**Stated goal**:
Omit every picture and write out the rest of the records exactly.

**Data to use**:
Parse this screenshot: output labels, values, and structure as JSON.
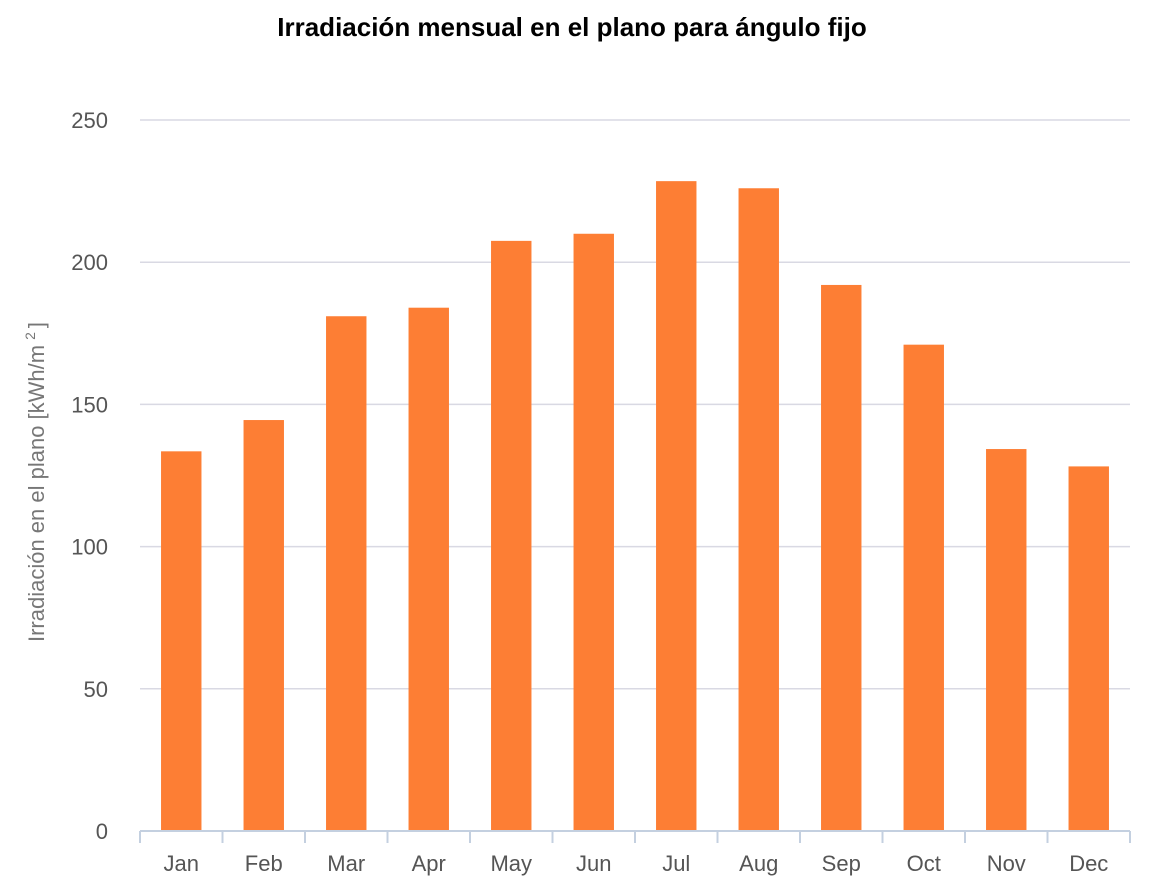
{
  "chart_data": {
    "type": "bar",
    "title": "Irradiación mensual en el plano para ángulo fijo",
    "ylabel": {
      "prefix": "Irradiación en el plano [kWh/m",
      "superscript": "2",
      "suffix": "]"
    },
    "xlabel": "",
    "ylim": [
      0,
      250
    ],
    "yticks": [
      "0",
      "50",
      "100",
      "150",
      "200",
      "250"
    ],
    "grid": true,
    "legend": "none",
    "categories": [
      "Jan",
      "Feb",
      "Mar",
      "Apr",
      "May",
      "Jun",
      "Jul",
      "Aug",
      "Sep",
      "Oct",
      "Nov",
      "Dec"
    ],
    "series": [
      {
        "values": [
          133.5,
          144.5,
          181,
          184,
          207.5,
          210,
          228.5,
          226,
          192,
          171,
          134.3,
          128.2
        ],
        "color": "#fd7e34"
      }
    ],
    "colors": {
      "bar": "#fd7e34",
      "grid": "#d9d9e3",
      "axis": "#c4d0e0"
    }
  }
}
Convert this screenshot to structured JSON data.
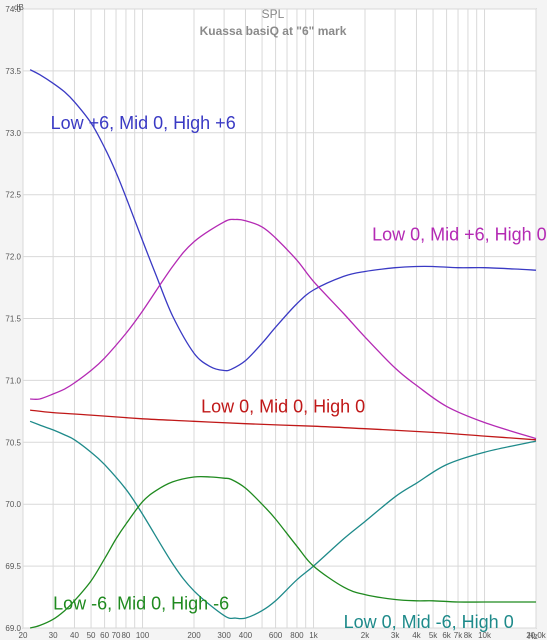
{
  "chart_data": {
    "type": "line",
    "title": "SPL",
    "subtitle": "Kuassa basiQ at \"6\" mark",
    "y_unit": "dB",
    "x_unit": "Hz",
    "x_scale": "log",
    "xlim": [
      20,
      20000
    ],
    "ylim": [
      69.0,
      74.0
    ],
    "grid": true,
    "y_ticks": [
      {
        "value": 69.0,
        "label": "69.0"
      },
      {
        "value": 69.5,
        "label": "69.5"
      },
      {
        "value": 70.0,
        "label": "70.0"
      },
      {
        "value": 70.5,
        "label": "70.5"
      },
      {
        "value": 71.0,
        "label": "71.0"
      },
      {
        "value": 71.5,
        "label": "71.5"
      },
      {
        "value": 72.0,
        "label": "72.0"
      },
      {
        "value": 72.5,
        "label": "72.5"
      },
      {
        "value": 73.0,
        "label": "73.0"
      },
      {
        "value": 73.5,
        "label": "73.5"
      },
      {
        "value": 74.0,
        "label": "74.0"
      }
    ],
    "x_ticks": [
      {
        "value": 20,
        "label": "20"
      },
      {
        "value": 30,
        "label": "30"
      },
      {
        "value": 40,
        "label": "40"
      },
      {
        "value": 50,
        "label": "50"
      },
      {
        "value": 60,
        "label": "60"
      },
      {
        "value": 70,
        "label": "70"
      },
      {
        "value": 80,
        "label": "80"
      },
      {
        "value": 100,
        "label": "100"
      },
      {
        "value": 200,
        "label": "200"
      },
      {
        "value": 300,
        "label": "300"
      },
      {
        "value": 400,
        "label": "400"
      },
      {
        "value": 600,
        "label": "600"
      },
      {
        "value": 800,
        "label": "800"
      },
      {
        "value": 1000,
        "label": "1k"
      },
      {
        "value": 2000,
        "label": "2k"
      },
      {
        "value": 3000,
        "label": "3k"
      },
      {
        "value": 4000,
        "label": "4k"
      },
      {
        "value": 5000,
        "label": "5k"
      },
      {
        "value": 6000,
        "label": "6k"
      },
      {
        "value": 7000,
        "label": "7k"
      },
      {
        "value": 8000,
        "label": "8k"
      },
      {
        "value": 10000,
        "label": "10k"
      },
      {
        "value": 20000,
        "label": "20.0k"
      }
    ],
    "series": [
      {
        "name": "Low +6, Mid 0, High +6",
        "color": "#3a3ac4",
        "x": [
          22,
          25,
          30,
          35,
          40,
          50,
          60,
          70,
          80,
          100,
          120,
          150,
          200,
          250,
          300,
          330,
          400,
          500,
          600,
          800,
          1000,
          1500,
          2000,
          3000,
          4000,
          5000,
          7000,
          10000,
          15000,
          20000
        ],
        "y": [
          73.51,
          73.47,
          73.4,
          73.33,
          73.25,
          73.08,
          72.88,
          72.68,
          72.48,
          72.13,
          71.85,
          71.52,
          71.22,
          71.11,
          71.08,
          71.09,
          71.16,
          71.3,
          71.43,
          71.62,
          71.73,
          71.84,
          71.88,
          71.91,
          71.92,
          71.92,
          71.91,
          71.91,
          71.9,
          71.89
        ]
      },
      {
        "name": "Low 0, Mid +6, High 0",
        "color": "#b42ab4",
        "x": [
          22,
          25,
          30,
          35,
          40,
          50,
          60,
          80,
          100,
          150,
          200,
          300,
          350,
          400,
          500,
          600,
          800,
          1000,
          1500,
          2000,
          3000,
          4000,
          6000,
          10000,
          20000
        ],
        "y": [
          70.85,
          70.85,
          70.89,
          70.93,
          70.98,
          71.08,
          71.18,
          71.38,
          71.56,
          71.92,
          72.12,
          72.28,
          72.3,
          72.29,
          72.24,
          72.15,
          71.97,
          71.8,
          71.54,
          71.35,
          71.1,
          70.96,
          70.79,
          70.66,
          70.53
        ]
      },
      {
        "name": "Low 0, Mid 0, High 0",
        "color": "#c01818",
        "x": [
          22,
          30,
          50,
          100,
          200,
          400,
          1000,
          2000,
          5000,
          10000,
          20000
        ],
        "y": [
          70.76,
          70.74,
          70.72,
          70.69,
          70.67,
          70.65,
          70.63,
          70.61,
          70.58,
          70.55,
          70.52
        ]
      },
      {
        "name": "Low 0, Mid -6, High 0",
        "color": "#1e8a8a",
        "x": [
          22,
          25,
          30,
          35,
          40,
          50,
          60,
          80,
          100,
          150,
          200,
          300,
          350,
          400,
          500,
          600,
          800,
          1000,
          1500,
          2000,
          3000,
          4000,
          6000,
          10000,
          20000
        ],
        "y": [
          70.67,
          70.64,
          70.6,
          70.56,
          70.52,
          70.42,
          70.32,
          70.12,
          69.92,
          69.52,
          69.3,
          69.1,
          69.08,
          69.08,
          69.14,
          69.22,
          69.39,
          69.5,
          69.72,
          69.86,
          70.06,
          70.17,
          70.32,
          70.42,
          70.51
        ]
      },
      {
        "name": "Low -6, Mid 0, High -6",
        "color": "#1f8a1f",
        "x": [
          22,
          25,
          30,
          35,
          40,
          50,
          60,
          70,
          80,
          100,
          120,
          150,
          200,
          250,
          300,
          330,
          400,
          500,
          600,
          800,
          1000,
          1500,
          2000,
          3000,
          4000,
          5000,
          7000,
          10000,
          15000,
          20000
        ],
        "y": [
          69.0,
          69.02,
          69.07,
          69.14,
          69.22,
          69.38,
          69.56,
          69.72,
          69.84,
          70.02,
          70.11,
          70.18,
          70.22,
          70.22,
          70.21,
          70.2,
          70.13,
          70.0,
          69.88,
          69.66,
          69.5,
          69.33,
          69.27,
          69.23,
          69.22,
          69.22,
          69.21,
          69.21,
          69.21,
          69.21
        ]
      }
    ],
    "annotations": [
      {
        "text": "Low +6, Mid 0, High +6",
        "color": "#3a3ac4",
        "x": 29,
        "y": 73.03
      },
      {
        "text": "Low 0, Mid +6, High 0",
        "color": "#b42ab4",
        "x": 2200,
        "y": 72.13
      },
      {
        "text": "Low 0, Mid 0, High 0",
        "color": "#c01818",
        "x": 220,
        "y": 70.74
      },
      {
        "text": "Low 0, Mid -6, High 0",
        "color": "#1e8a8a",
        "x": 1500,
        "y": 69.0
      },
      {
        "text": "Low -6, Mid 0, High -6",
        "color": "#1f8a1f",
        "x": 30,
        "y": 69.15
      }
    ]
  }
}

**Task answer**:
Parse this screenshot: output labels, values, and structure as JSON.
{
  "chart_data": {
    "type": "bar",
    "title": "Irradiación mensual en el plano para ángulo fijo",
    "ylabel": {
      "prefix": "Irradiación en el plano [kWh/m",
      "superscript": "2",
      "suffix": "]"
    },
    "xlabel": "",
    "ylim": [
      0,
      250
    ],
    "yticks": [
      "0",
      "50",
      "100",
      "150",
      "200",
      "250"
    ],
    "grid": true,
    "legend": "none",
    "categories": [
      "Jan",
      "Feb",
      "Mar",
      "Apr",
      "May",
      "Jun",
      "Jul",
      "Aug",
      "Sep",
      "Oct",
      "Nov",
      "Dec"
    ],
    "series": [
      {
        "values": [
          133.5,
          144.5,
          181,
          184,
          207.5,
          210,
          228.5,
          226,
          192,
          171,
          134.3,
          128.2
        ],
        "color": "#fd7e34"
      }
    ],
    "colors": {
      "bar": "#fd7e34",
      "grid": "#d9d9e3",
      "axis": "#c4d0e0"
    }
  }
}
Convert this screenshot to structured JSON data.
{
  "chart_data": {
    "type": "line",
    "title": "SPL",
    "subtitle": "Kuassa basiQ at \"6\" mark",
    "y_unit": "dB",
    "x_unit": "Hz",
    "x_scale": "log",
    "xlim": [
      20,
      20000
    ],
    "ylim": [
      69.0,
      74.0
    ],
    "grid": true,
    "y_ticks": [
      {
        "value": 69.0,
        "label": "69.0"
      },
      {
        "value": 69.5,
        "label": "69.5"
      },
      {
        "value": 70.0,
        "label": "70.0"
      },
      {
        "value": 70.5,
        "label": "70.5"
      },
      {
        "value": 71.0,
        "label": "71.0"
      },
      {
        "value": 71.5,
        "label": "71.5"
      },
      {
        "value": 72.0,
        "label": "72.0"
      },
      {
        "value": 72.5,
        "label": "72.5"
      },
      {
        "value": 73.0,
        "label": "73.0"
      },
      {
        "value": 73.5,
        "label": "73.5"
      },
      {
        "value": 74.0,
        "label": "74.0"
      }
    ],
    "x_ticks": [
      {
        "value": 20,
        "label": "20"
      },
      {
        "value": 30,
        "label": "30"
      },
      {
        "value": 40,
        "label": "40"
      },
      {
        "value": 50,
        "label": "50"
      },
      {
        "value": 60,
        "label": "60"
      },
      {
        "value": 70,
        "label": "70"
      },
      {
        "value": 80,
        "label": "80"
      },
      {
        "value": 100,
        "label": "100"
      },
      {
        "value": 200,
        "label": "200"
      },
      {
        "value": 300,
        "label": "300"
      },
      {
        "value": 400,
        "label": "400"
      },
      {
        "value": 600,
        "label": "600"
      },
      {
        "value": 800,
        "label": "800"
      },
      {
        "value": 1000,
        "label": "1k"
      },
      {
        "value": 2000,
        "label": "2k"
      },
      {
        "value": 3000,
        "label": "3k"
      },
      {
        "value": 4000,
        "label": "4k"
      },
      {
        "value": 5000,
        "label": "5k"
      },
      {
        "value": 6000,
        "label": "6k"
      },
      {
        "value": 7000,
        "label": "7k"
      },
      {
        "value": 8000,
        "label": "8k"
      },
      {
        "value": 10000,
        "label": "10k"
      },
      {
        "value": 20000,
        "label": "20.0k"
      }
    ],
    "series": [
      {
        "name": "Low +6, Mid 0, High +6",
        "color": "#3a3ac4",
        "x": [
          22,
          25,
          30,
          35,
          40,
          50,
          60,
          70,
          80,
          100,
          120,
          150,
          200,
          250,
          300,
          330,
          400,
          500,
          600,
          800,
          1000,
          1500,
          2000,
          3000,
          4000,
          5000,
          7000,
          10000,
          15000,
          20000
        ],
        "y": [
          73.51,
          73.47,
          73.4,
          73.33,
          73.25,
          73.08,
          72.88,
          72.68,
          72.48,
          72.13,
          71.85,
          71.52,
          71.22,
          71.11,
          71.08,
          71.09,
          71.16,
          71.3,
          71.43,
          71.62,
          71.73,
          71.84,
          71.88,
          71.91,
          71.92,
          71.92,
          71.91,
          71.91,
          71.9,
          71.89
        ]
      },
      {
        "name": "Low 0, Mid +6, High 0",
        "color": "#b42ab4",
        "x": [
          22,
          25,
          30,
          35,
          40,
          50,
          60,
          80,
          100,
          150,
          200,
          300,
          350,
          400,
          500,
          600,
          800,
          1000,
          1500,
          2000,
          3000,
          4000,
          6000,
          10000,
          20000
        ],
        "y": [
          70.85,
          70.85,
          70.89,
          70.93,
          70.98,
          71.08,
          71.18,
          71.38,
          71.56,
          71.92,
          72.12,
          72.28,
          72.3,
          72.29,
          72.24,
          72.15,
          71.97,
          71.8,
          71.54,
          71.35,
          71.1,
          70.96,
          70.79,
          70.66,
          70.53
        ]
      },
      {
        "name": "Low 0, Mid 0, High 0",
        "color": "#c01818",
        "x": [
          22,
          30,
          50,
          100,
          200,
          400,
          1000,
          2000,
          5000,
          10000,
          20000
        ],
        "y": [
          70.76,
          70.74,
          70.72,
          70.69,
          70.67,
          70.65,
          70.63,
          70.61,
          70.58,
          70.55,
          70.52
        ]
      },
      {
        "name": "Low 0, Mid -6, High 0",
        "color": "#1e8a8a",
        "x": [
          22,
          25,
          30,
          35,
          40,
          50,
          60,
          80,
          100,
          150,
          200,
          300,
          350,
          400,
          500,
          600,
          800,
          1000,
          1500,
          2000,
          3000,
          4000,
          6000,
          10000,
          20000
        ],
        "y": [
          70.67,
          70.64,
          70.6,
          70.56,
          70.52,
          70.42,
          70.32,
          70.12,
          69.92,
          69.52,
          69.3,
          69.1,
          69.08,
          69.08,
          69.14,
          69.22,
          69.39,
          69.5,
          69.72,
          69.86,
          70.06,
          70.17,
          70.32,
          70.42,
          70.51
        ]
      },
      {
        "name": "Low -6, Mid 0, High -6",
        "color": "#1f8a1f",
        "x": [
          22,
          25,
          30,
          35,
          40,
          50,
          60,
          70,
          80,
          100,
          120,
          150,
          200,
          250,
          300,
          330,
          400,
          500,
          600,
          800,
          1000,
          1500,
          2000,
          3000,
          4000,
          5000,
          7000,
          10000,
          15000,
          20000
        ],
        "y": [
          69.0,
          69.02,
          69.07,
          69.14,
          69.22,
          69.38,
          69.56,
          69.72,
          69.84,
          70.02,
          70.11,
          70.18,
          70.22,
          70.22,
          70.21,
          70.2,
          70.13,
          70.0,
          69.88,
          69.66,
          69.5,
          69.33,
          69.27,
          69.23,
          69.22,
          69.22,
          69.21,
          69.21,
          69.21,
          69.21
        ]
      }
    ],
    "annotations": [
      {
        "text": "Low +6, Mid 0, High +6",
        "color": "#3a3ac4",
        "x": 29,
        "y": 73.03
      },
      {
        "text": "Low 0, Mid +6, High 0",
        "color": "#b42ab4",
        "x": 2200,
        "y": 72.13
      },
      {
        "text": "Low 0, Mid 0, High 0",
        "color": "#c01818",
        "x": 220,
        "y": 70.74
      },
      {
        "text": "Low 0, Mid -6, High 0",
        "color": "#1e8a8a",
        "x": 1500,
        "y": 69.0
      },
      {
        "text": "Low -6, Mid 0, High -6",
        "color": "#1f8a1f",
        "x": 30,
        "y": 69.15
      }
    ]
  }
}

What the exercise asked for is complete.